Task statement:
In the text on brain injury and headache pain, what kind of neurotransmitter is 5-HT said to be? Please answer in one sentence.

Text:
- Opening Delimiter -

The changes in immunoreactive markers, especially 5-HT, in the trigeminal subnuclei Sp5O and Sp5I and solitary nuclei are similar to the initial observations made in trigeminal subcaudalis that we reported recently (Mustafa et al., 2016). Collectively, these injury-associated changes contribute to the functional understanding of the widespread facial allodynia, alteration in meningeal and cerebral blood vessels, and visceral pain/allodynia observed following TBI. Although the exact mechanism of PTH is not known, the injury-associated changes that lead to sensitization of trigeminal system are promising candidates for headache related pain. There has been no dependable preclinical model to date to measure the headache related pain. However, facial allodynia, a clinical manifestation of headache-like symptom considered to be manifested in the majority of TBI patients, is here considered as a highly relevant surrogate marker for pain associated with many forms of primary headaches including migraine; and behavioral quantitation of this allodynia is measurable by an operant based technology (Edelmayer et al., 2009). The involvement of trigeminal sensory system and trigeminal vascular system has already been documented by several researchers as key structures for headache related pain (Oshinsky and Gomonchareonsiri, 2007; Noseda and Burstein, 2013). In line to this, our findings show significant changes in several neuromodulators in the spinal trigeminal nuclei, and in the solitary nucleus. Accordingly, widespread changes in the trigeminal nucleus may significantly contribute to the tactile allodynia and facial pain in TBI patients. It is important to note that the level of 5-HT was altered in all three parts of the spinal nucleus of TSS. Accordingly, we predict that the changes in NTS after mTBI may be related to PTH development, and other posttraumatic complications like visceral pain. 5-HT is an excitatory neurotransmitter that is directly related to exacerbation of pain. Clinical data suggest that in addition to PTH, patients with mTBI report problems in gag reflex and in blood pressure, which are directly related to dysfunction of the NTS.

- Closing Delimiter -

Entries shown:
- Opening Delimiter -

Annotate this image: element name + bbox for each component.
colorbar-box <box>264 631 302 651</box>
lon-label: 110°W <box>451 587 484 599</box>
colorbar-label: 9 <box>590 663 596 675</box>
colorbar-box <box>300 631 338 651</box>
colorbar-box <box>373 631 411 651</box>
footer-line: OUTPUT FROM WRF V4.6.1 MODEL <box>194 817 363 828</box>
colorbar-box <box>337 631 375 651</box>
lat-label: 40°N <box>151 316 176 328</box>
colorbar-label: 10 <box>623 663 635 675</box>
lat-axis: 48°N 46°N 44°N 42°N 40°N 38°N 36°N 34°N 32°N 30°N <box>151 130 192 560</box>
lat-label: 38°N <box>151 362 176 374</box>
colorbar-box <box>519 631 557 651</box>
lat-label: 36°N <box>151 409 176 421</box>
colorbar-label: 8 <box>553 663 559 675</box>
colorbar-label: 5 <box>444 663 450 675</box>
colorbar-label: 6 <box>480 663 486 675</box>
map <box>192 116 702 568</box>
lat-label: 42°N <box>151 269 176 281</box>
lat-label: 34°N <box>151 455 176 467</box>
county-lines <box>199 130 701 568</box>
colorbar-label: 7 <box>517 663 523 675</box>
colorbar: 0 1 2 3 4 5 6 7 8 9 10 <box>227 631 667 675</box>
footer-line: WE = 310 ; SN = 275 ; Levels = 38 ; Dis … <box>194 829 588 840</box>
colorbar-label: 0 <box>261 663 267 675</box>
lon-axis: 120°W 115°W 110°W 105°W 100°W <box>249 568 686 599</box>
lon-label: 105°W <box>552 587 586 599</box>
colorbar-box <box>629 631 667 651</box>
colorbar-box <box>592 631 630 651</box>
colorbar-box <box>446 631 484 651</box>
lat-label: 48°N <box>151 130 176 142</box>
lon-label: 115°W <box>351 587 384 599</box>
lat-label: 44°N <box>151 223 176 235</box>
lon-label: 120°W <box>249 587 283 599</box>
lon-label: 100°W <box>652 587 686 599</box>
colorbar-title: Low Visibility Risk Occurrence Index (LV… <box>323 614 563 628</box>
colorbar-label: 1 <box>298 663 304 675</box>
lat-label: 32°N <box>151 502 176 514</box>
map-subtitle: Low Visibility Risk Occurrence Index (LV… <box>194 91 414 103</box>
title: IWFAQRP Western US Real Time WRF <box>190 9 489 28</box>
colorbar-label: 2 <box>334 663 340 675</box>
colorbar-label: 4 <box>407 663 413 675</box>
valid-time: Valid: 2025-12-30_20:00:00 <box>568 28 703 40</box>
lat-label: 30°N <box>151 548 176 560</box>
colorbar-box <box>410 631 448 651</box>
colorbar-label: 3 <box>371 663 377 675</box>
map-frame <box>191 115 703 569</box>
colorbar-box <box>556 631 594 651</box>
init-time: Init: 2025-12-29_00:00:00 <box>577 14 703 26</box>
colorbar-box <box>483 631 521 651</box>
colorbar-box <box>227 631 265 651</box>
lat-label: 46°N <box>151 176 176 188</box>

- Closing Delimiter -

Result of the exercise:
5-HT is an excitatory neurotransmitter that is directly related to exacerbation of pain.